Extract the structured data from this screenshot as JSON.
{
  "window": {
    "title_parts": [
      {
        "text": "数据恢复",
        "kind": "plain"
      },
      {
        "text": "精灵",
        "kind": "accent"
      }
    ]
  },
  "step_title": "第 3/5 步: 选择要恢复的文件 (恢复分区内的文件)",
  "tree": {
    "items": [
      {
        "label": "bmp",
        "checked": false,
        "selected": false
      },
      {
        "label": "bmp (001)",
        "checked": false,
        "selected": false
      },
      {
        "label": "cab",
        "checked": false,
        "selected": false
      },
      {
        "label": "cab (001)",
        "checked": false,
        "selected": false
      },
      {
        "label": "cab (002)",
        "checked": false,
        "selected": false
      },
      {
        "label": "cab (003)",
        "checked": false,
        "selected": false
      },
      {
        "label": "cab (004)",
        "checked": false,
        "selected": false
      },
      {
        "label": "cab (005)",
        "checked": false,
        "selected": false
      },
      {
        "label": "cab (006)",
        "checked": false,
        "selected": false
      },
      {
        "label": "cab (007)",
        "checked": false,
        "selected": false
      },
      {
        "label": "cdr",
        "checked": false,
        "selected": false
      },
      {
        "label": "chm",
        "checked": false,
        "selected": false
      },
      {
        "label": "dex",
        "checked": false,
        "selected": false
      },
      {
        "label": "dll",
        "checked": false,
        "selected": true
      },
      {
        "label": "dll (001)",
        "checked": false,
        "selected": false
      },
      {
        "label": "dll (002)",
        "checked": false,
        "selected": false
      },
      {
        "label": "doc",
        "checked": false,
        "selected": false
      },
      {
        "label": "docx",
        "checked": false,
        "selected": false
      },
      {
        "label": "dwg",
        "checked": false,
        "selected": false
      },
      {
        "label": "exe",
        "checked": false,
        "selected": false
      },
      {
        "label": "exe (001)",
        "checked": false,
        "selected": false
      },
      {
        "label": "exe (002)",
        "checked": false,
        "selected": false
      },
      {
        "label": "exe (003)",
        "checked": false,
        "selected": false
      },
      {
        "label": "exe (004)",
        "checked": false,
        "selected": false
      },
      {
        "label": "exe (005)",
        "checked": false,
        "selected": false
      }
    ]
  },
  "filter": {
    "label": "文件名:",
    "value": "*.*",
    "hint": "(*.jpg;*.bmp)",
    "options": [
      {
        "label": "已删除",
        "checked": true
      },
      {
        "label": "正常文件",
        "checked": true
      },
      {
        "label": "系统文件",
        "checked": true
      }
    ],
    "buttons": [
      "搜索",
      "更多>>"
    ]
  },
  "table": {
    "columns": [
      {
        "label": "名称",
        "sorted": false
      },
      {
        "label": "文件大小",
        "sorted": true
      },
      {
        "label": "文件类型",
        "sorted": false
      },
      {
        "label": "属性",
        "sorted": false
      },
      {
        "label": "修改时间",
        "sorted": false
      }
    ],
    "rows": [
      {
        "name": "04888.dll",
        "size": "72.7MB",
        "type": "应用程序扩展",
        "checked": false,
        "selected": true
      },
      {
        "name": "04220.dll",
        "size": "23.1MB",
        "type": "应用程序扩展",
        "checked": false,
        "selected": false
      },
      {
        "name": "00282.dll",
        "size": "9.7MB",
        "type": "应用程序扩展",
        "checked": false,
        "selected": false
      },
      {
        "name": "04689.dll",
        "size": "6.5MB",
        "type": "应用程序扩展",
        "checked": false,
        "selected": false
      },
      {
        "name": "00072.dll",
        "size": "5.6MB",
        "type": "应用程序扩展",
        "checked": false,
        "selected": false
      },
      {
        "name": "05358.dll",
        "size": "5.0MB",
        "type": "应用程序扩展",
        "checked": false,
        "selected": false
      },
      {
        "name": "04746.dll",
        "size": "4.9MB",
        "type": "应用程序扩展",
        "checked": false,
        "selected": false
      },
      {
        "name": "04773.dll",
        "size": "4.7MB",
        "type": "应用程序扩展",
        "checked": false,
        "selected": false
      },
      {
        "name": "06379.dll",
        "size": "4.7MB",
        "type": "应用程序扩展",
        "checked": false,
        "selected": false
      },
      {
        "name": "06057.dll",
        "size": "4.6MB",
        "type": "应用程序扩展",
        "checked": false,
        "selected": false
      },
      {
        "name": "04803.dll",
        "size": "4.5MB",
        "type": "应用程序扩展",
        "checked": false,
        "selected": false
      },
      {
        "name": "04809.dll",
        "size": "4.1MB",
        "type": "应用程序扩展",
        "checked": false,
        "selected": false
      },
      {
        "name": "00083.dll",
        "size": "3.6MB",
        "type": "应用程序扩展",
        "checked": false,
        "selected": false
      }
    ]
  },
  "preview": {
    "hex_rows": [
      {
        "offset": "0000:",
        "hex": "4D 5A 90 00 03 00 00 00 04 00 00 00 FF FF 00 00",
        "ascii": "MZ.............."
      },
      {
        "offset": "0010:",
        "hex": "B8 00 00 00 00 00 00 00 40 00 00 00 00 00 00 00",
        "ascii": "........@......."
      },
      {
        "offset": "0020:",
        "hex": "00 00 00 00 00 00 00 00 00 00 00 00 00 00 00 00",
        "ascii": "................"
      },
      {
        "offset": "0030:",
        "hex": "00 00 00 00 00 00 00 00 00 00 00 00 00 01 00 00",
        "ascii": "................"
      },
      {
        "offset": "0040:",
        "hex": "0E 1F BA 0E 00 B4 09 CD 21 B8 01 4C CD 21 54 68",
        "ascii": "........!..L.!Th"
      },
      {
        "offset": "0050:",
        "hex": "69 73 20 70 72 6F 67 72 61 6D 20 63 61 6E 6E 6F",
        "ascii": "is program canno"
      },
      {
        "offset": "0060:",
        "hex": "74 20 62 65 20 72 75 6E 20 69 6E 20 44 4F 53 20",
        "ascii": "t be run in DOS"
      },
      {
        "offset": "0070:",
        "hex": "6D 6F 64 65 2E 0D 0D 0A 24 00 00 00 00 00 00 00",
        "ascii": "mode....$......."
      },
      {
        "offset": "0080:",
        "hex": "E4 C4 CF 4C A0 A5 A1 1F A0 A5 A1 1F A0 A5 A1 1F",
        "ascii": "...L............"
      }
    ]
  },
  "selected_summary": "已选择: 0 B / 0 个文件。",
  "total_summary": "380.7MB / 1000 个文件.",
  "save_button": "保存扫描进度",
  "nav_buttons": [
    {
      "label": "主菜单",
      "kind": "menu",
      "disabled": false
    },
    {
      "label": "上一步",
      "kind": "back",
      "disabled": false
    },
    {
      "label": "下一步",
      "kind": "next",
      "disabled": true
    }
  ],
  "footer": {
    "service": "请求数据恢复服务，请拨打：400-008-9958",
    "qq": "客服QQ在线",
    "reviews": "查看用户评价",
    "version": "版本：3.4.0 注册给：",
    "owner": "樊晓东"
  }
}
..........
## What is being asked
Pull out every line of the entries that includes the word "offset".

## The solution
        "offset": "0000:",
        "offset": "0010:",
        "offset": "0020:",
        "offset": "0030:",
        "offset": "0040:",
        "offset": "0050:",
        "offset": "0060:",
        "offset": "0070:",
        "offset": "0080:",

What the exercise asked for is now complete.